* **Goal**:
Please reproduce the listing below word for word, leaving out the pictures.

Start

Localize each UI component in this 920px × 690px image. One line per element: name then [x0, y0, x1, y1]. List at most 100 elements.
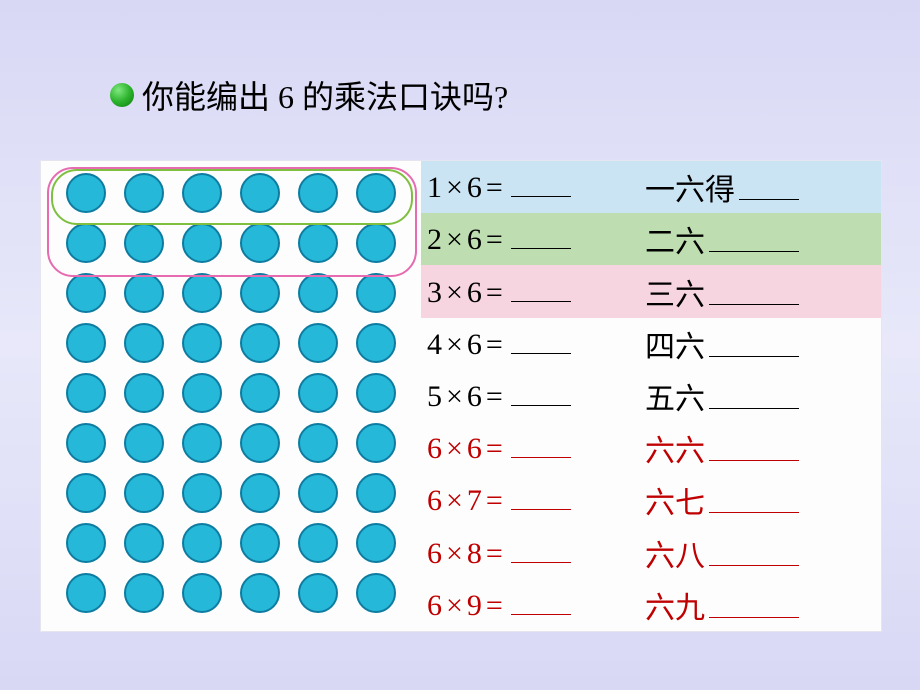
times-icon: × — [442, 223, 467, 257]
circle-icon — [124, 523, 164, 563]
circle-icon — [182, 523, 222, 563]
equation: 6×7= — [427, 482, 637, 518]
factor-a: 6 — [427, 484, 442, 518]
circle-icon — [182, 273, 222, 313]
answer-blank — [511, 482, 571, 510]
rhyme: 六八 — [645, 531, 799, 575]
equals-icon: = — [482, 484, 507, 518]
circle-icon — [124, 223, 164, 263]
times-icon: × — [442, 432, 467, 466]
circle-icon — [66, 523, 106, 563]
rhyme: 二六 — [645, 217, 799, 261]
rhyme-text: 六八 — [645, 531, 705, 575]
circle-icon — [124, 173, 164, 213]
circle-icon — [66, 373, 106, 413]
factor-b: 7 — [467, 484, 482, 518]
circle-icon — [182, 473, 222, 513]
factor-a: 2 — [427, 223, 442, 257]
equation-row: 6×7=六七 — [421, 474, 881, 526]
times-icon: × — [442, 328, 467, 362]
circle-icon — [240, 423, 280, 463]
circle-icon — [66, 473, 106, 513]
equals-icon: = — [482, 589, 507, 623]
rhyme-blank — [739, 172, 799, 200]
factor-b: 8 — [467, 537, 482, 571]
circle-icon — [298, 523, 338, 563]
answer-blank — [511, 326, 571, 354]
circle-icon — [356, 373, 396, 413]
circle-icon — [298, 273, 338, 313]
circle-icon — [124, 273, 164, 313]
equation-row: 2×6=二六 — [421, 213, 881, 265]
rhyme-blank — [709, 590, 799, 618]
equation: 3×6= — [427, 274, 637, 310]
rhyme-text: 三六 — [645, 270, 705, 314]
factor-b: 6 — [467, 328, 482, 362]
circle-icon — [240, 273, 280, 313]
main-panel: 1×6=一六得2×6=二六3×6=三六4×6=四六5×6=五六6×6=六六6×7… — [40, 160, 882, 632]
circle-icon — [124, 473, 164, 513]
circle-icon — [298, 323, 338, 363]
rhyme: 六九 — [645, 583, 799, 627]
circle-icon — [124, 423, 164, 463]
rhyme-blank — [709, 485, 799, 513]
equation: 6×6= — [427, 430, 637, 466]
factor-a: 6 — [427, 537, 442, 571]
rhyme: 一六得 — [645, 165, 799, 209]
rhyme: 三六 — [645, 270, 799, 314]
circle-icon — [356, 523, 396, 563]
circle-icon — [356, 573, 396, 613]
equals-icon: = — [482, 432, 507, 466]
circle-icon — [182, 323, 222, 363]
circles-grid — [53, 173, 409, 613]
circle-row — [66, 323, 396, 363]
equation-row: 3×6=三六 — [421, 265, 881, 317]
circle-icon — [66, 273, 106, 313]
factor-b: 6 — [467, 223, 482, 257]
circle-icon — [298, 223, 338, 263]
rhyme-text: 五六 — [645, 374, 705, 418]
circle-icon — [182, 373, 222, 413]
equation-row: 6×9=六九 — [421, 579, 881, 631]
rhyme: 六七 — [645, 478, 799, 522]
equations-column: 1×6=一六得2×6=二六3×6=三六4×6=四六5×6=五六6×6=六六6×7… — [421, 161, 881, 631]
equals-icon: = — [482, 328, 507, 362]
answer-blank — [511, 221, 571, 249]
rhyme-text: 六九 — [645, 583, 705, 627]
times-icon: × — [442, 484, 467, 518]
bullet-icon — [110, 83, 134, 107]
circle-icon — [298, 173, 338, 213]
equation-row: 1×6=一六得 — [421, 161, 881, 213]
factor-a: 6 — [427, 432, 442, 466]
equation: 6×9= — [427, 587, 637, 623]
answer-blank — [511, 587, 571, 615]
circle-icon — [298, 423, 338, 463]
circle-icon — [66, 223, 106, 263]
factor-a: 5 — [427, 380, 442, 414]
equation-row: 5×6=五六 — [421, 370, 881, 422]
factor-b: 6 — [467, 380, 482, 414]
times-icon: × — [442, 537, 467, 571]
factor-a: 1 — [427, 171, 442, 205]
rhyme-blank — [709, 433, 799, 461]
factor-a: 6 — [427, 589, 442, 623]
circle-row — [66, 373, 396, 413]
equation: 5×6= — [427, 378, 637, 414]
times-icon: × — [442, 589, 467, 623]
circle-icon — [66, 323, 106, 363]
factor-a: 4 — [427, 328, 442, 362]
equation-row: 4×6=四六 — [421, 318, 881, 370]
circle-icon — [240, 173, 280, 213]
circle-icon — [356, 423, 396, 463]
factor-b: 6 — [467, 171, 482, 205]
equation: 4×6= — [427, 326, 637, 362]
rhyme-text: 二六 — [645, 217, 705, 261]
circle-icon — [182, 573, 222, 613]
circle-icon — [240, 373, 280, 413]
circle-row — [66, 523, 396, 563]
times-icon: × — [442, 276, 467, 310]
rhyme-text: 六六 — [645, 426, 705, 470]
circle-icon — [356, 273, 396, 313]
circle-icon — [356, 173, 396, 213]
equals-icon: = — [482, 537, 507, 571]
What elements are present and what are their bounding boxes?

End

* **Exercise answer**:
Localize each UI component in this 920px × 690px image. One line per element: name then [x0, y0, x1, y1]. List at most 100 elements.
times-icon: × — [442, 223, 467, 257]
circle-icon — [124, 523, 164, 563]
circle-icon — [182, 523, 222, 563]
equation: 6×7= — [427, 482, 637, 518]
factor-a: 6 — [427, 484, 442, 518]
circle-icon — [182, 273, 222, 313]
answer-blank — [511, 482, 571, 510]
rhyme: 六八 — [645, 531, 799, 575]
equals-icon: = — [482, 484, 507, 518]
circle-icon — [124, 223, 164, 263]
times-icon: × — [442, 432, 467, 466]
circle-icon — [66, 523, 106, 563]
rhyme: 二六 — [645, 217, 799, 261]
rhyme-text: 六八 — [645, 531, 705, 575]
circle-icon — [124, 173, 164, 213]
circle-icon — [66, 373, 106, 413]
factor-b: 7 — [467, 484, 482, 518]
circle-icon — [182, 473, 222, 513]
factor-a: 2 — [427, 223, 442, 257]
equation-row: 6×7=六七 — [421, 474, 881, 526]
times-icon: × — [442, 328, 467, 362]
circle-icon — [240, 423, 280, 463]
circle-icon — [66, 473, 106, 513]
equals-icon: = — [482, 589, 507, 623]
rhyme-blank — [739, 172, 799, 200]
factor-b: 8 — [467, 537, 482, 571]
circle-icon — [298, 523, 338, 563]
answer-blank — [511, 326, 571, 354]
circle-icon — [356, 373, 396, 413]
circle-icon — [298, 273, 338, 313]
circle-icon — [124, 273, 164, 313]
equation-row: 2×6=二六 — [421, 213, 881, 265]
rhyme-blank — [709, 590, 799, 618]
equation: 3×6= — [427, 274, 637, 310]
rhyme-text: 三六 — [645, 270, 705, 314]
factor-b: 6 — [467, 328, 482, 362]
circle-icon — [240, 273, 280, 313]
main-panel: 1×6=一六得2×6=二六3×6=三六4×6=四六5×6=五六6×6=六六6×7… — [40, 160, 882, 632]
circle-icon — [124, 473, 164, 513]
circle-icon — [298, 323, 338, 363]
rhyme: 六九 — [645, 583, 799, 627]
circle-icon — [124, 423, 164, 463]
rhyme-blank — [709, 485, 799, 513]
equation: 6×6= — [427, 430, 637, 466]
factor-a: 6 — [427, 537, 442, 571]
rhyme: 一六得 — [645, 165, 799, 209]
rhyme: 三六 — [645, 270, 799, 314]
circle-icon — [356, 523, 396, 563]
circle-icon — [356, 573, 396, 613]
equals-icon: = — [482, 432, 507, 466]
circle-icon — [182, 323, 222, 363]
circles-grid — [53, 173, 409, 613]
circle-row — [66, 323, 396, 363]
equation-row: 3×6=三六 — [421, 265, 881, 317]
circle-icon — [66, 273, 106, 313]
factor-b: 6 — [467, 223, 482, 257]
circle-icon — [298, 223, 338, 263]
rhyme-text: 五六 — [645, 374, 705, 418]
circle-icon — [182, 373, 222, 413]
equation-row: 6×9=六九 — [421, 579, 881, 631]
rhyme: 六七 — [645, 478, 799, 522]
equations-column: 1×6=一六得2×6=二六3×6=三六4×6=四六5×6=五六6×6=六六6×7… — [421, 161, 881, 631]
equals-icon: = — [482, 328, 507, 362]
answer-blank — [511, 221, 571, 249]
rhyme-text: 六九 — [645, 583, 705, 627]
times-icon: × — [442, 484, 467, 518]
bullet-icon — [110, 83, 134, 107]
circle-icon — [298, 173, 338, 213]
equation-row: 1×6=一六得 — [421, 161, 881, 213]
factor-a: 6 — [427, 432, 442, 466]
equation: 6×9= — [427, 587, 637, 623]
answer-blank — [511, 587, 571, 615]
circle-icon — [298, 423, 338, 463]
circle-icon — [66, 223, 106, 263]
factor-a: 5 — [427, 380, 442, 414]
equation-row: 5×6=五六 — [421, 370, 881, 422]
factor-b: 6 — [467, 380, 482, 414]
times-icon: × — [442, 537, 467, 571]
factor-a: 1 — [427, 171, 442, 205]
rhyme-blank — [709, 433, 799, 461]
factor-a: 6 — [427, 589, 442, 623]
circle-row — [66, 373, 396, 413]
equation: 5×6= — [427, 378, 637, 414]
times-icon: × — [442, 589, 467, 623]
circle-icon — [66, 323, 106, 363]
factor-a: 4 — [427, 328, 442, 362]
equation-row: 4×6=四六 — [421, 318, 881, 370]
circle-icon — [240, 173, 280, 213]
circle-icon — [356, 423, 396, 463]
factor-b: 6 — [467, 171, 482, 205]
equation: 4×6= — [427, 326, 637, 362]
rhyme-text: 二六 — [645, 217, 705, 261]
circle-icon — [182, 573, 222, 613]
circle-icon — [240, 373, 280, 413]
circle-row — [66, 523, 396, 563]
times-icon: × — [442, 276, 467, 310]
rhyme-text: 六六 — [645, 426, 705, 470]
circle-icon — [356, 273, 396, 313]
circle-icon — [356, 173, 396, 213]
equals-icon: = — [482, 537, 507, 571]
What elements are present and what are their bounding boxes?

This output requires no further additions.